Give the material once more, word for word, without any images.

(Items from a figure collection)
+---+

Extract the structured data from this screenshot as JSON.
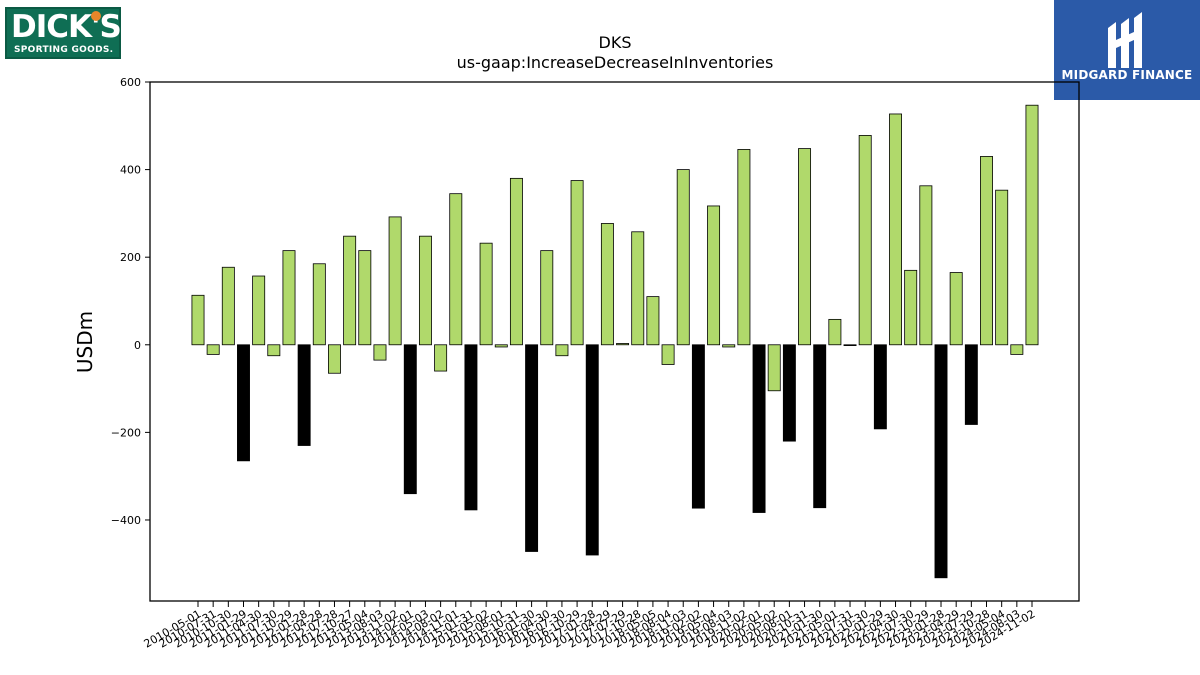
{
  "logos": {
    "left_brand": "DICK'S",
    "left_sub": "SPORTING GOODS.",
    "right_name": "MIDGARD FINANCE"
  },
  "colors": {
    "positive": "#b0d96b",
    "negative": "#000000",
    "edge": "#000000"
  },
  "chart_data": {
    "type": "bar",
    "title": "DKS",
    "subtitle": "us-gaap:IncreaseDecreaseInInventories",
    "ylabel": "USDm",
    "xlabel": "",
    "ylim": [
      -585,
      600
    ],
    "yticks": [
      -400,
      -200,
      0,
      200,
      400,
      600
    ],
    "grid": false,
    "categories": [
      "2010-05-01",
      "2010-07-31",
      "2010-10-30",
      "2011-01-29",
      "2011-04-30",
      "2011-07-30",
      "2011-10-29",
      "2012-01-28",
      "2012-04-28",
      "2012-07-28",
      "2012-10-27",
      "2013-05-04",
      "2013-08-03",
      "2013-11-02",
      "2014-02-01",
      "2014-05-03",
      "2014-08-02",
      "2014-11-01",
      "2015-01-31",
      "2015-05-02",
      "2015-08-01",
      "2015-10-31",
      "2016-01-30",
      "2016-04-30",
      "2016-07-30",
      "2016-10-29",
      "2017-01-28",
      "2017-04-29",
      "2017-07-29",
      "2017-10-28",
      "2018-05-05",
      "2018-08-04",
      "2018-11-03",
      "2019-02-02",
      "2019-05-04",
      "2019-08-03",
      "2019-11-02",
      "2020-02-01",
      "2020-05-02",
      "2020-08-01",
      "2020-10-31",
      "2021-01-30",
      "2021-05-01",
      "2021-07-31",
      "2021-10-30",
      "2022-01-29",
      "2022-04-30",
      "2022-07-30",
      "2022-10-29",
      "2023-01-28",
      "2023-04-29",
      "2023-07-29",
      "2023-10-28",
      "2024-05-04",
      "2024-08-03",
      "2024-11-02"
    ],
    "series": [
      {
        "values": [
          113,
          -22,
          177,
          -265,
          157,
          -25,
          215,
          -230,
          185,
          -65,
          248,
          215,
          -35,
          292,
          -340,
          248,
          -60,
          345,
          -377,
          232,
          -5,
          380,
          -472,
          215,
          -25,
          375,
          -480,
          277,
          3,
          258,
          110,
          -45,
          400,
          -373,
          317,
          -5,
          446,
          -383,
          -105,
          -220,
          448,
          -372,
          58,
          0,
          478,
          -192,
          527,
          170,
          363,
          -532,
          165,
          -182,
          430,
          353,
          -22,
          547
        ]
      }
    ]
  }
}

+---+

FINISHED ANSWER
Extract the structured data from this screenshot as JSON.
{
  "logos": {
    "left_brand": "DICK'S",
    "left_sub": "SPORTING GOODS.",
    "right_name": "MIDGARD FINANCE"
  },
  "colors": {
    "positive": "#b0d96b",
    "negative": "#000000",
    "edge": "#000000"
  },
  "chart_data": {
    "type": "bar",
    "title": "DKS",
    "subtitle": "us-gaap:IncreaseDecreaseInInventories",
    "ylabel": "USDm",
    "xlabel": "",
    "ylim": [
      -585,
      600
    ],
    "yticks": [
      -400,
      -200,
      0,
      200,
      400,
      600
    ],
    "grid": false,
    "categories": [
      "2010-05-01",
      "2010-07-31",
      "2010-10-30",
      "2011-01-29",
      "2011-04-30",
      "2011-07-30",
      "2011-10-29",
      "2012-01-28",
      "2012-04-28",
      "2012-07-28",
      "2012-10-27",
      "2013-05-04",
      "2013-08-03",
      "2013-11-02",
      "2014-02-01",
      "2014-05-03",
      "2014-08-02",
      "2014-11-01",
      "2015-01-31",
      "2015-05-02",
      "2015-08-01",
      "2015-10-31",
      "2016-01-30",
      "2016-04-30",
      "2016-07-30",
      "2016-10-29",
      "2017-01-28",
      "2017-04-29",
      "2017-07-29",
      "2017-10-28",
      "2018-05-05",
      "2018-08-04",
      "2018-11-03",
      "2019-02-02",
      "2019-05-04",
      "2019-08-03",
      "2019-11-02",
      "2020-02-01",
      "2020-05-02",
      "2020-08-01",
      "2020-10-31",
      "2021-01-30",
      "2021-05-01",
      "2021-07-31",
      "2021-10-30",
      "2022-01-29",
      "2022-04-30",
      "2022-07-30",
      "2022-10-29",
      "2023-01-28",
      "2023-04-29",
      "2023-07-29",
      "2023-10-28",
      "2024-05-04",
      "2024-08-03",
      "2024-11-02"
    ],
    "series": [
      {
        "values": [
          113,
          -22,
          177,
          -265,
          157,
          -25,
          215,
          -230,
          185,
          -65,
          248,
          215,
          -35,
          292,
          -340,
          248,
          -60,
          345,
          -377,
          232,
          -5,
          380,
          -472,
          215,
          -25,
          375,
          -480,
          277,
          3,
          258,
          110,
          -45,
          400,
          -373,
          317,
          -5,
          446,
          -383,
          -105,
          -220,
          448,
          -372,
          58,
          0,
          478,
          -192,
          527,
          170,
          363,
          -532,
          165,
          -182,
          430,
          353,
          -22,
          547
        ]
      }
    ]
  }
}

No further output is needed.